**What is needed**
What is the number of lines containing the string "text"? Answer with the number only.

**Record list**

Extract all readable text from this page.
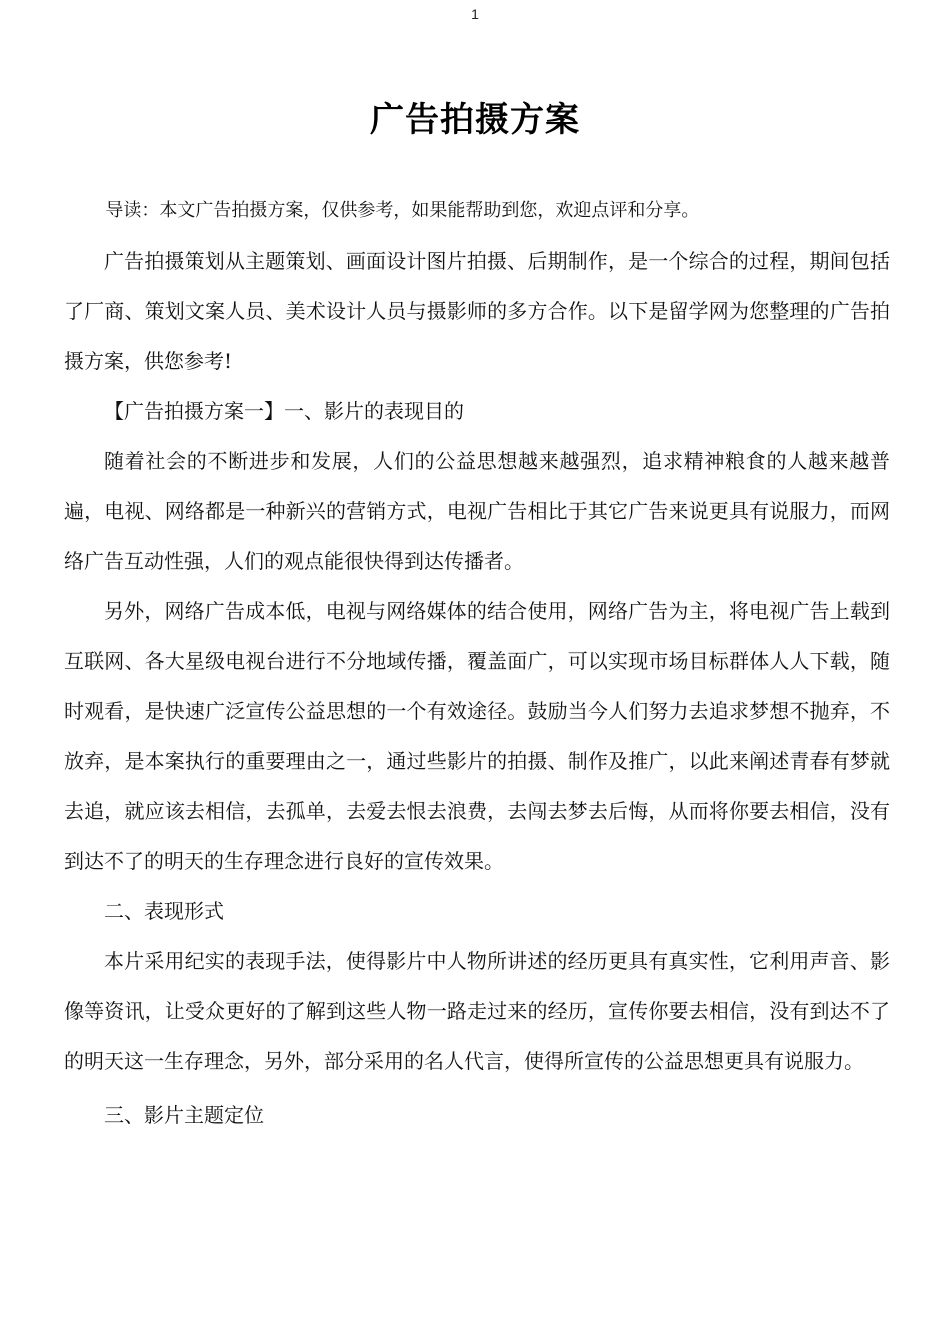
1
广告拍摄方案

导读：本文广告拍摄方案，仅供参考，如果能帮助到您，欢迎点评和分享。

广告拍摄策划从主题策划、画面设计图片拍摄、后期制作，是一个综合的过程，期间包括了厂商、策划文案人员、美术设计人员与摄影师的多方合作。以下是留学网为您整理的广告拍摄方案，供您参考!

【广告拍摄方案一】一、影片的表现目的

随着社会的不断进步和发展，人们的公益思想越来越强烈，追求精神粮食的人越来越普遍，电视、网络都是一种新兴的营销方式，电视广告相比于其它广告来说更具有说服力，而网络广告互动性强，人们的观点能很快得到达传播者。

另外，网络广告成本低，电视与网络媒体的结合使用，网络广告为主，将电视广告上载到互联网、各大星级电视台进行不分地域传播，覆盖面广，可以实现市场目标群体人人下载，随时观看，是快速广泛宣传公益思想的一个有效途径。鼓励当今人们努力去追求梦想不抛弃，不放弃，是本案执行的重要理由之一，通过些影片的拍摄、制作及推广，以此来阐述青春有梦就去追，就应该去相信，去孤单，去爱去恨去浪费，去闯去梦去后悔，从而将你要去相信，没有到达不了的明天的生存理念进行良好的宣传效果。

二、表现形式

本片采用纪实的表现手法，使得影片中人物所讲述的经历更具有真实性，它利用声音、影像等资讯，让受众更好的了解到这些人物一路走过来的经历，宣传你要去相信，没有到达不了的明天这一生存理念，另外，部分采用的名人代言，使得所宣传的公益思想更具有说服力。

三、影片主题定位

--

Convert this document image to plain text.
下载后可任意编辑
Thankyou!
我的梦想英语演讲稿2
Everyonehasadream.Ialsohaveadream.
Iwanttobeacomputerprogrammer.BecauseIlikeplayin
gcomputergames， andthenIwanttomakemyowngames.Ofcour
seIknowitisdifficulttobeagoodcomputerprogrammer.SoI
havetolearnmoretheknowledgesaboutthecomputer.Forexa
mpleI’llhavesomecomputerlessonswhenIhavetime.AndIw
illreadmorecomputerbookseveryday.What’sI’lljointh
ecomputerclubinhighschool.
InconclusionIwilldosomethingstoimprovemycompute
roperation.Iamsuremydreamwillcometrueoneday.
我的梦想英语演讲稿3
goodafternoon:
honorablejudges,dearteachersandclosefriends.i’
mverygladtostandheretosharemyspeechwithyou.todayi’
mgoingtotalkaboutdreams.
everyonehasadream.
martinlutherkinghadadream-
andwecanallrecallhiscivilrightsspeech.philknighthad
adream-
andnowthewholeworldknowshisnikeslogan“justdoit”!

**Full answer**
2